Task instructions
Copy out each line featuring the string "Benedic" from the entries beneath.
# START OF Rows
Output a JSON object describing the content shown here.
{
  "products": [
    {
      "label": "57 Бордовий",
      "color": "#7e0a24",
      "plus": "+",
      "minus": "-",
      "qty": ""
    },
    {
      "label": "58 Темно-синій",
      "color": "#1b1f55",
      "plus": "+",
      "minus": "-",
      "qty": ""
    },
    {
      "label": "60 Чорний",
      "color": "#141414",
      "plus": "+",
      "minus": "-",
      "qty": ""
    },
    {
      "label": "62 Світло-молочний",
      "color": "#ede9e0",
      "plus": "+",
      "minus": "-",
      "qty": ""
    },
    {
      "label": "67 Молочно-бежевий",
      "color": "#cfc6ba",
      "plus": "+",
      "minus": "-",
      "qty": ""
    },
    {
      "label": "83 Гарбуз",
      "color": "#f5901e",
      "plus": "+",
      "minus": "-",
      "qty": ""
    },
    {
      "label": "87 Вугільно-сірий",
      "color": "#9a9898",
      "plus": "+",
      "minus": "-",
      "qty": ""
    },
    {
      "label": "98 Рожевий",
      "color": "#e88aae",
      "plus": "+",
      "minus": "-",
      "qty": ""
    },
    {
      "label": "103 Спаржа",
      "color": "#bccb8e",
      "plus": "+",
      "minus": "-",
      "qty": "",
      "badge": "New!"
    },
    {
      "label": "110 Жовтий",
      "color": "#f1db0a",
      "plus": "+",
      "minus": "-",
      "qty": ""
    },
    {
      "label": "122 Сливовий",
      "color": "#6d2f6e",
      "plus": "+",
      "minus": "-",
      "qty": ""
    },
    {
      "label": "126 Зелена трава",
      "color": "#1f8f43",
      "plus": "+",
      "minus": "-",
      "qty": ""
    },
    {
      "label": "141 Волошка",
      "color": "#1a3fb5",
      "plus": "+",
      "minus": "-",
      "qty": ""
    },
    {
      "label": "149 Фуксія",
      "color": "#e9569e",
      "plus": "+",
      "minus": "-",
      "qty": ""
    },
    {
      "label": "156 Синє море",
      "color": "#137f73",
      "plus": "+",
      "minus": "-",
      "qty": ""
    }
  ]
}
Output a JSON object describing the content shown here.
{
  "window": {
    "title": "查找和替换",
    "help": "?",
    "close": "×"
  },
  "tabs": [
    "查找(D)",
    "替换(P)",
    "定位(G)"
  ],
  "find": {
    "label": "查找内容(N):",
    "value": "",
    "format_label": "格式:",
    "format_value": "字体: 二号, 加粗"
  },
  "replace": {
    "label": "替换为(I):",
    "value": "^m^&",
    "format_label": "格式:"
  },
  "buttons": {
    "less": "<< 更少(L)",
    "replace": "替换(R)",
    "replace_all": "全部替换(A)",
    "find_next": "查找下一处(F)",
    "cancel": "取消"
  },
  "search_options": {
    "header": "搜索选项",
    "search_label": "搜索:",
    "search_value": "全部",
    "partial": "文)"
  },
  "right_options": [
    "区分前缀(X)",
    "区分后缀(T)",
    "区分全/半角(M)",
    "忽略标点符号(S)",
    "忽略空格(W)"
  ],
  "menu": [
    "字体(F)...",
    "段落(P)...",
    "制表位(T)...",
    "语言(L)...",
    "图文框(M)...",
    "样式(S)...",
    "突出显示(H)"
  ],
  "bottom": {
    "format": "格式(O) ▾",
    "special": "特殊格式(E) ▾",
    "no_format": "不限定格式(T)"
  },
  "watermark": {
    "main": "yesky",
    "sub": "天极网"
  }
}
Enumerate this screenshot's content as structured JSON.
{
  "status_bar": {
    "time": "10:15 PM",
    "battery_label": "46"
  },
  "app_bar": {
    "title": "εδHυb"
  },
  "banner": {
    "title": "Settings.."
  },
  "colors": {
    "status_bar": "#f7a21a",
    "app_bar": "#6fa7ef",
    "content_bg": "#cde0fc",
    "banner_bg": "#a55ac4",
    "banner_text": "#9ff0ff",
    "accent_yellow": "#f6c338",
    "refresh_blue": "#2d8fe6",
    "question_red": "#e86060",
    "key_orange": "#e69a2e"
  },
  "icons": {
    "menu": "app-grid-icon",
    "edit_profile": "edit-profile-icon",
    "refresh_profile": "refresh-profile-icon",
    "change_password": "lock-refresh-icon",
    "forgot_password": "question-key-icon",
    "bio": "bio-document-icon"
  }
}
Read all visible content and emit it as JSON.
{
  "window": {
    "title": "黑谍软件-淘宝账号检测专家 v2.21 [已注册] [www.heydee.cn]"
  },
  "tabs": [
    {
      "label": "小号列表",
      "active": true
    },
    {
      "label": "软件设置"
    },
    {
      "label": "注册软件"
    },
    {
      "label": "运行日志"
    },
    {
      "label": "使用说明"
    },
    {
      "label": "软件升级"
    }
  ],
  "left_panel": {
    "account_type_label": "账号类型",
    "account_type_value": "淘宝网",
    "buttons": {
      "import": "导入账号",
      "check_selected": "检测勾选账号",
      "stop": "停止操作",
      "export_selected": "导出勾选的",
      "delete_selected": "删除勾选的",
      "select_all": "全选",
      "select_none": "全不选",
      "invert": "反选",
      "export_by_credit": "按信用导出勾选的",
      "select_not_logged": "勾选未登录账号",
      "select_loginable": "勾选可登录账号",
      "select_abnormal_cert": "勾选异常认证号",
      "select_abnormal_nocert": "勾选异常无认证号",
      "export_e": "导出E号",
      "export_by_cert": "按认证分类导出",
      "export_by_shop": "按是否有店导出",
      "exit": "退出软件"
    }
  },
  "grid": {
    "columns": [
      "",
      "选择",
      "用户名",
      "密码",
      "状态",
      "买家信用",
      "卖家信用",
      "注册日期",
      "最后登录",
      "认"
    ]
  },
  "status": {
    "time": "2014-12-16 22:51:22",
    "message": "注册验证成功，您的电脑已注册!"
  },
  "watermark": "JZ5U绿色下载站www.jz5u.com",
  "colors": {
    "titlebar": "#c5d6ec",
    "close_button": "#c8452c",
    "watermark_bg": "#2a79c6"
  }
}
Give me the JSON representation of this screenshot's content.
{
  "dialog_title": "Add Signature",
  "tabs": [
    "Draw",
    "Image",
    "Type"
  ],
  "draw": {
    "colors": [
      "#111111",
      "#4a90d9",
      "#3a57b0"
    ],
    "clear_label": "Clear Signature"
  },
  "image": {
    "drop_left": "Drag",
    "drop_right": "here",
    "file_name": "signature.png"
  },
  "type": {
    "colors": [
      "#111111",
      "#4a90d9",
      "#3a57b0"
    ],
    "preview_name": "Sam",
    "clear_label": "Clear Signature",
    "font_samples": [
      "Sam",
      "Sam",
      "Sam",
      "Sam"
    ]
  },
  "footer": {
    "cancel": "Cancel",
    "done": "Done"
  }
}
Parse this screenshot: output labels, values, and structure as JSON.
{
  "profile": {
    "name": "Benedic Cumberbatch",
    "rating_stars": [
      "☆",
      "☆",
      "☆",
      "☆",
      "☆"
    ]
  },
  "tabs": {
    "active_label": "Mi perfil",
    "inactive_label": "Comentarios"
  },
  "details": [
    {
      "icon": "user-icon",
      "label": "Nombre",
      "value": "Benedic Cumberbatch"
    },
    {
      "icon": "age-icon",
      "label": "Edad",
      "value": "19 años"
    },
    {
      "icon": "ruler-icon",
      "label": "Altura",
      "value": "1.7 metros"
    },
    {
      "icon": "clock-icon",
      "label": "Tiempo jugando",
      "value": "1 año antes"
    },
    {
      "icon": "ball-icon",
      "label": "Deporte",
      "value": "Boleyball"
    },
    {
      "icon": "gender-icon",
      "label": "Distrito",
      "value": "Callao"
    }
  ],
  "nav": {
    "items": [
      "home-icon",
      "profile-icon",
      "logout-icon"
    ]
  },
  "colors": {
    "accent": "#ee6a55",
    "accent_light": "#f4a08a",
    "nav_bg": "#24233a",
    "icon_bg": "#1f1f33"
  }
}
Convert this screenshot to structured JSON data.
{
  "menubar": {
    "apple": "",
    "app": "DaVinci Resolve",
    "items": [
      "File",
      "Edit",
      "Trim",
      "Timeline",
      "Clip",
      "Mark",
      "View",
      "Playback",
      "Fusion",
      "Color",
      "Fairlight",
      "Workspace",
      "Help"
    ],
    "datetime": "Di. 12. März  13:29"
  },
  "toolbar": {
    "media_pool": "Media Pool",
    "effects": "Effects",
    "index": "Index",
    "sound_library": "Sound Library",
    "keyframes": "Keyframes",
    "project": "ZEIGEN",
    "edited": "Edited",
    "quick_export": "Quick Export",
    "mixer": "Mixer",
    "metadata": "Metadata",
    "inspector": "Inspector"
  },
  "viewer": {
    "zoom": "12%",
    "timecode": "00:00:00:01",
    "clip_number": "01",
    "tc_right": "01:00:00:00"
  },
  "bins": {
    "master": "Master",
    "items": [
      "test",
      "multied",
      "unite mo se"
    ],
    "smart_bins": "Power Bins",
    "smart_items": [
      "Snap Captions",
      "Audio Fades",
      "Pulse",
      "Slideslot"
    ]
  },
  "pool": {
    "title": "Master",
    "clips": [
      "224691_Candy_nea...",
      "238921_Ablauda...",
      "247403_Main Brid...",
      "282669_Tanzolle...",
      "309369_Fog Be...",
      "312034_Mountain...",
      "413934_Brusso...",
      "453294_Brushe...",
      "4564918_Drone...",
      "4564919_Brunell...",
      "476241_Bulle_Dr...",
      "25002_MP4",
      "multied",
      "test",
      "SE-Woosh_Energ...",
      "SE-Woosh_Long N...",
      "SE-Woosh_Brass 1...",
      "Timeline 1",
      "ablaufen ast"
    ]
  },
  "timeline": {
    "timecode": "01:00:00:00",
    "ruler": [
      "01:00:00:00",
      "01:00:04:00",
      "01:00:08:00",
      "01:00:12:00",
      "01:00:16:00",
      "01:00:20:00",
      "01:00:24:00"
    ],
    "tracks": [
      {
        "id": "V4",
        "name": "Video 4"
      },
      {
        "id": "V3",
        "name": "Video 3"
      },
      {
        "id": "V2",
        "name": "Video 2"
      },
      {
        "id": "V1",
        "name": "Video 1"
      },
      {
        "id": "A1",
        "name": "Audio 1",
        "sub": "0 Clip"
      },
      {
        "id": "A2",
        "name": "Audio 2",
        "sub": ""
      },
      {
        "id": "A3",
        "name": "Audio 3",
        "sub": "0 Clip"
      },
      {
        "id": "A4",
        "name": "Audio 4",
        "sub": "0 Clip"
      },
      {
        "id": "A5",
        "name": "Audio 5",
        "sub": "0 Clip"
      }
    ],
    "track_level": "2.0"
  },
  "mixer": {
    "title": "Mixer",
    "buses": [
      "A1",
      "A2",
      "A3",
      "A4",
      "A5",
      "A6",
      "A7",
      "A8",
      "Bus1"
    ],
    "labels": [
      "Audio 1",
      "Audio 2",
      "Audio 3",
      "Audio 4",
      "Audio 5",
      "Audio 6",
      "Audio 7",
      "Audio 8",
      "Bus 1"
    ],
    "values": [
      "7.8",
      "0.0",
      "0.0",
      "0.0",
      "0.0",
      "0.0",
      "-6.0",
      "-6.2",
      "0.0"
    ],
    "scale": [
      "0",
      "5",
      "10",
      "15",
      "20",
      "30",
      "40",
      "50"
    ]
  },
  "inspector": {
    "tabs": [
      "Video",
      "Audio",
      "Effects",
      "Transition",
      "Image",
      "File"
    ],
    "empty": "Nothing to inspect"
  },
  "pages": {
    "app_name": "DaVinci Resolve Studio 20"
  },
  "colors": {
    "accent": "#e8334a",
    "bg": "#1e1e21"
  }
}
# END OF Rows
Task answer
    "name": "Benedic Cumberbatch",
      "value": "Benedic Cumberbatch"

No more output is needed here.